• **Stated exercise**:
Reproduce each line of the listing exactly.

Start of Data provided

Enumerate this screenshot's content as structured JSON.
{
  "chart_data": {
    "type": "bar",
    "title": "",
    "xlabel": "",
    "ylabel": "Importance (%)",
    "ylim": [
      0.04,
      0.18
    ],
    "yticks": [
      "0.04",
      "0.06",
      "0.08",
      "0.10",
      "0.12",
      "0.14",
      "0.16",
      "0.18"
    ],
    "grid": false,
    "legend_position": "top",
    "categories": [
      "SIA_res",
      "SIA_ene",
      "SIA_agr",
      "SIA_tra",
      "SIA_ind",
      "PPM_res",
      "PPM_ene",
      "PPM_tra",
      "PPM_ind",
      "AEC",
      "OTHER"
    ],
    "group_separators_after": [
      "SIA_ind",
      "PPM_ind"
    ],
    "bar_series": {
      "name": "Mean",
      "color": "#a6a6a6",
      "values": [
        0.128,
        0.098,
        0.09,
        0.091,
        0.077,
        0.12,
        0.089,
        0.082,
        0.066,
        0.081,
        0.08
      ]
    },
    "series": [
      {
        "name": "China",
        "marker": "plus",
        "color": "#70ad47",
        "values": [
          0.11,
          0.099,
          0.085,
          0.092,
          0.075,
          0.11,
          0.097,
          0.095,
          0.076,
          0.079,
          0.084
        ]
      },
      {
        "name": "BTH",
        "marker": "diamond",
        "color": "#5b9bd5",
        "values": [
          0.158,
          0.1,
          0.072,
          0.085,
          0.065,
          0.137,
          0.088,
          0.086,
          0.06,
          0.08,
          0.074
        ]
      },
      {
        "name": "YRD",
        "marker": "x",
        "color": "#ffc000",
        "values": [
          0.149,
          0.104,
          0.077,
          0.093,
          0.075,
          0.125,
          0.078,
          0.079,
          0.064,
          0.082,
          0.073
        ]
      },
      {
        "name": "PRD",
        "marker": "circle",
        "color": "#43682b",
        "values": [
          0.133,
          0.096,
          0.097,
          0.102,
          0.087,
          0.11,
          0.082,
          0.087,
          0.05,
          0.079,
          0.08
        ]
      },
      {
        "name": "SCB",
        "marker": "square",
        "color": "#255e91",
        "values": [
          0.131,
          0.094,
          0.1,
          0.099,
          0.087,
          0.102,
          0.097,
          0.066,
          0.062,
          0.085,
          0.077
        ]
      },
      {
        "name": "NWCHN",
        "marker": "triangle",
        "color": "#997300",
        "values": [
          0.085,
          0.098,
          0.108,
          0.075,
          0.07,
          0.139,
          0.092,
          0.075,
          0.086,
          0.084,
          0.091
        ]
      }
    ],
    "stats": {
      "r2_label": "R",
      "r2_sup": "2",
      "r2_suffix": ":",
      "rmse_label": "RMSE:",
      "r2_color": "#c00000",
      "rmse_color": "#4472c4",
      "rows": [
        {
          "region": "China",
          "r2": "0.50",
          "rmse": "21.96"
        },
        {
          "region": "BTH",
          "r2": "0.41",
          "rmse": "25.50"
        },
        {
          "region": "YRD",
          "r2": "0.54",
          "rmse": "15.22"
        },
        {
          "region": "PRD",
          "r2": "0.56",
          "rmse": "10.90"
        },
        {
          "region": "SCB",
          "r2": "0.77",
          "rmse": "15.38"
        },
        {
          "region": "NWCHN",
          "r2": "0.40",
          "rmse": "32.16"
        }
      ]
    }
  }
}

End of Data provided

• **The reply**:
Enumerate this screenshot's content as structured JSON.
{
  "chart_data": {
    "type": "bar",
    "title": "",
    "xlabel": "",
    "ylabel": "Importance (%)",
    "ylim": [
      0.04,
      0.18
    ],
    "yticks": [
      "0.04",
      "0.06",
      "0.08",
      "0.10",
      "0.12",
      "0.14",
      "0.16",
      "0.18"
    ],
    "grid": false,
    "legend_position": "top",
    "categories": [
      "SIA_res",
      "SIA_ene",
      "SIA_agr",
      "SIA_tra",
      "SIA_ind",
      "PPM_res",
      "PPM_ene",
      "PPM_tra",
      "PPM_ind",
      "AEC",
      "OTHER"
    ],
    "group_separators_after": [
      "SIA_ind",
      "PPM_ind"
    ],
    "bar_series": {
      "name": "Mean",
      "color": "#a6a6a6",
      "values": [
        0.128,
        0.098,
        0.09,
        0.091,
        0.077,
        0.12,
        0.089,
        0.082,
        0.066,
        0.081,
        0.08
      ]
    },
    "series": [
      {
        "name": "China",
        "marker": "plus",
        "color": "#70ad47",
        "values": [
          0.11,
          0.099,
          0.085,
          0.092,
          0.075,
          0.11,
          0.097,
          0.095,
          0.076,
          0.079,
          0.084
        ]
      },
      {
        "name": "BTH",
        "marker": "diamond",
        "color": "#5b9bd5",
        "values": [
          0.158,
          0.1,
          0.072,
          0.085,
          0.065,
          0.137,
          0.088,
          0.086,
          0.06,
          0.08,
          0.074
        ]
      },
      {
        "name": "YRD",
        "marker": "x",
        "color": "#ffc000",
        "values": [
          0.149,
          0.104,
          0.077,
          0.093,
          0.075,
          0.125,
          0.078,
          0.079,
          0.064,
          0.082,
          0.073
        ]
      },
      {
        "name": "PRD",
        "marker": "circle",
        "color": "#43682b",
        "values": [
          0.133,
          0.096,
          0.097,
          0.102,
          0.087,
          0.11,
          0.082,
          0.087,
          0.05,
          0.079,
          0.08
        ]
      },
      {
        "name": "SCB",
        "marker": "square",
        "color": "#255e91",
        "values": [
          0.131,
          0.094,
          0.1,
          0.099,
          0.087,
          0.102,
          0.097,
          0.066,
          0.062,
          0.085,
          0.077
        ]
      },
      {
        "name": "NWCHN",
        "marker": "triangle",
        "color": "#997300",
        "values": [
          0.085,
          0.098,
          0.108,
          0.075,
          0.07,
          0.139,
          0.092,
          0.075,
          0.086,
          0.084,
          0.091
        ]
      }
    ],
    "stats": {
      "r2_label": "R",
      "r2_sup": "2",
      "r2_suffix": ":",
      "rmse_label": "RMSE:",
      "r2_color": "#c00000",
      "rmse_color": "#4472c4",
      "rows": [
        {
          "region": "China",
          "r2": "0.50",
          "rmse": "21.96"
        },
        {
          "region": "BTH",
          "r2": "0.41",
          "rmse": "25.50"
        },
        {
          "region": "YRD",
          "r2": "0.54",
          "rmse": "15.22"
        },
        {
          "region": "PRD",
          "r2": "0.56",
          "rmse": "10.90"
        },
        {
          "region": "SCB",
          "r2": "0.77",
          "rmse": "15.38"
        },
        {
          "region": "NWCHN",
          "r2": "0.40",
          "rmse": "32.16"
        }
      ]
    }
  }
}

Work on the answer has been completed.